(THE EXERCISE)
Spot every line with the word "this" and return it.

==== RECORDS PROVIDED

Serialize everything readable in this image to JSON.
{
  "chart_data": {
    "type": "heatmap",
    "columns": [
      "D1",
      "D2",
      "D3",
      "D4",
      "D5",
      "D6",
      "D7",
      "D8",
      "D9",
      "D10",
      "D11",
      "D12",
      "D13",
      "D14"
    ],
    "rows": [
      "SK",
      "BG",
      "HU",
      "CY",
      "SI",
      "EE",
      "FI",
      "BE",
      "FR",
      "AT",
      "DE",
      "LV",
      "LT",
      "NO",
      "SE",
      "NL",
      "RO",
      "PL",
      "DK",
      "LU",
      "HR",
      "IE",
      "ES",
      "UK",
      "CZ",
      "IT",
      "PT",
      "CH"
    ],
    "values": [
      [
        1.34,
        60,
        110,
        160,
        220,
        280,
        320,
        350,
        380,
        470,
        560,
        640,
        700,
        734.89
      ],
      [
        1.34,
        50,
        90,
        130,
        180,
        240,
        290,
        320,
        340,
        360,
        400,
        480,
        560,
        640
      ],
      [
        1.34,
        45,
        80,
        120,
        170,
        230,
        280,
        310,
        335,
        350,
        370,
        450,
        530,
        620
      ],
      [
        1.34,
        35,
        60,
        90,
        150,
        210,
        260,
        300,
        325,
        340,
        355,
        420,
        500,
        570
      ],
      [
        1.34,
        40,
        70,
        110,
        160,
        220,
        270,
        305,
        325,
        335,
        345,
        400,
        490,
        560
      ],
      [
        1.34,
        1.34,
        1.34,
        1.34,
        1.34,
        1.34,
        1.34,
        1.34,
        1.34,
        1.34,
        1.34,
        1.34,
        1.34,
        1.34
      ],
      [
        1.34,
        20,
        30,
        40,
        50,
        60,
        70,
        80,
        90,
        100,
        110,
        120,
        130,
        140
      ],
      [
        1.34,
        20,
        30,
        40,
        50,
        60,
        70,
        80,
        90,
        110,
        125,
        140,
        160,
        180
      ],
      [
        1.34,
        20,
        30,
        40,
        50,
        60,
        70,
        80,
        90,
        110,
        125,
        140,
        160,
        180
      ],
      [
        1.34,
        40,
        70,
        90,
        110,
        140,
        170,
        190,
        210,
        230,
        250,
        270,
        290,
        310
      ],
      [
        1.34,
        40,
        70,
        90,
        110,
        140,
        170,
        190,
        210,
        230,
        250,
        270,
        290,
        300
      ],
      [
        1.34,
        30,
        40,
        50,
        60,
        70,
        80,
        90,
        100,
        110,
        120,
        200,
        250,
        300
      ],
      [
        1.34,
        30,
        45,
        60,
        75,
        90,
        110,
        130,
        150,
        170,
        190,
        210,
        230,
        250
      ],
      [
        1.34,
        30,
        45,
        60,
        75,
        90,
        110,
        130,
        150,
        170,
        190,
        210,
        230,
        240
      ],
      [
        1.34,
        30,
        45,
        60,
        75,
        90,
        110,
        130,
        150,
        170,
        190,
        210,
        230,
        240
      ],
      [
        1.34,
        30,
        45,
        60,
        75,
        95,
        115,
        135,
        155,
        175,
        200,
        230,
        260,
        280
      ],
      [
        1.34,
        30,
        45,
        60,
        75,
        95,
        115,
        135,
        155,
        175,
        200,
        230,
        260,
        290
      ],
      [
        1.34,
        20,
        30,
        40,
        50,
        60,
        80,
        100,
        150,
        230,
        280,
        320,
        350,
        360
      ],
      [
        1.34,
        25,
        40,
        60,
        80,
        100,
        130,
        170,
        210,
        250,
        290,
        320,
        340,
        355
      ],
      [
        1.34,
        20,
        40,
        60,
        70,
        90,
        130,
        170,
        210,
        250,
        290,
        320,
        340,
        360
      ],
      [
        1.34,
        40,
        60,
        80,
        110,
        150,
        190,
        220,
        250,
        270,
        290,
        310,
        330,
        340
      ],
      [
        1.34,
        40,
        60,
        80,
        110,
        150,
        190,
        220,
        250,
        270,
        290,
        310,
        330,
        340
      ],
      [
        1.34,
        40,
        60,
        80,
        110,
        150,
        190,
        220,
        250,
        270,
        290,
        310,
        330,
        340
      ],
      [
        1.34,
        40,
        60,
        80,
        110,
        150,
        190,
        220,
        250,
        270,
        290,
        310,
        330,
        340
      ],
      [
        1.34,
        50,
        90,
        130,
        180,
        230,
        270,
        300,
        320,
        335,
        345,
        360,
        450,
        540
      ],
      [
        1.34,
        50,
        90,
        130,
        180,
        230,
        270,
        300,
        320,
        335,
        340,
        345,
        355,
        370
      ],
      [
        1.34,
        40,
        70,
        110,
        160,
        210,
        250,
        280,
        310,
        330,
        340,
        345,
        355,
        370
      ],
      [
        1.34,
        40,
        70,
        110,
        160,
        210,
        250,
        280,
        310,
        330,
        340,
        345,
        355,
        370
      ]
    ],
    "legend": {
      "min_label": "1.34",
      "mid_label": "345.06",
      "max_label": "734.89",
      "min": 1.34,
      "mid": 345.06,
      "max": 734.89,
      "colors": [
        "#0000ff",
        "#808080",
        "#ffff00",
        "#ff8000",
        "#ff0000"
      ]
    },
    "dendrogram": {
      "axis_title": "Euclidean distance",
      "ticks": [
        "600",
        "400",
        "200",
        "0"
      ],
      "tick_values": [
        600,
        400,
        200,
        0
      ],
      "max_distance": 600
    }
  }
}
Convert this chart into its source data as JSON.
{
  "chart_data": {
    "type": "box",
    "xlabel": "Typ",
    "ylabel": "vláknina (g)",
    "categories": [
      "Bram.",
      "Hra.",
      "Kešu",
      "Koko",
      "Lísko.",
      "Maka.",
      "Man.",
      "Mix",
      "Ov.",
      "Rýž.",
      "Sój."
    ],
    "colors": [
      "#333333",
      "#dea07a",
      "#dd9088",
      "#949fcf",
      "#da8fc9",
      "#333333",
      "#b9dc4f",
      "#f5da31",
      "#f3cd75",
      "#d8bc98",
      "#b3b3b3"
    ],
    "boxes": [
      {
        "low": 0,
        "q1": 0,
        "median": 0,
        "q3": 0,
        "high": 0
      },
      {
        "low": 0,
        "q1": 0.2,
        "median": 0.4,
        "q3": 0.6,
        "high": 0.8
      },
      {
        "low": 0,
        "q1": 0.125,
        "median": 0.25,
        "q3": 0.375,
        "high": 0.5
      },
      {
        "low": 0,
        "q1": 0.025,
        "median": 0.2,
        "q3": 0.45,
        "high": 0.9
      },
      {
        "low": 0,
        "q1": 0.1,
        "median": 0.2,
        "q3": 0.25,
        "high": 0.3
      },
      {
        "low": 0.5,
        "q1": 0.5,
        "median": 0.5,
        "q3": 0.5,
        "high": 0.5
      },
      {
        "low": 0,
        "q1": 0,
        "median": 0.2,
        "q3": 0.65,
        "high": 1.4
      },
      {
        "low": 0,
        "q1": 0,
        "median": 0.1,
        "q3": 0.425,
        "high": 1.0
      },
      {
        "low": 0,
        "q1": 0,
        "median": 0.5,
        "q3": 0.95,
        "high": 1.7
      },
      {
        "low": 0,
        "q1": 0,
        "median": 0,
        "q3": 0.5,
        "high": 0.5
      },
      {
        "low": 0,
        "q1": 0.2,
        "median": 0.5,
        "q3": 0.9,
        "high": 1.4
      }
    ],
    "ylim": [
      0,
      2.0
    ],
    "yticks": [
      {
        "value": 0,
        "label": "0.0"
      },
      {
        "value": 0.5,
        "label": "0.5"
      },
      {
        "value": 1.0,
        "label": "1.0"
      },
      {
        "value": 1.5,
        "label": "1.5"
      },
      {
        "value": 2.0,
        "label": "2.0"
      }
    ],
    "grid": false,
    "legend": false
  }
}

========

(PROBLEM SOLUTION)
Serialize everything readable in this image to JSON.
Convert this chart into its source data as JSON.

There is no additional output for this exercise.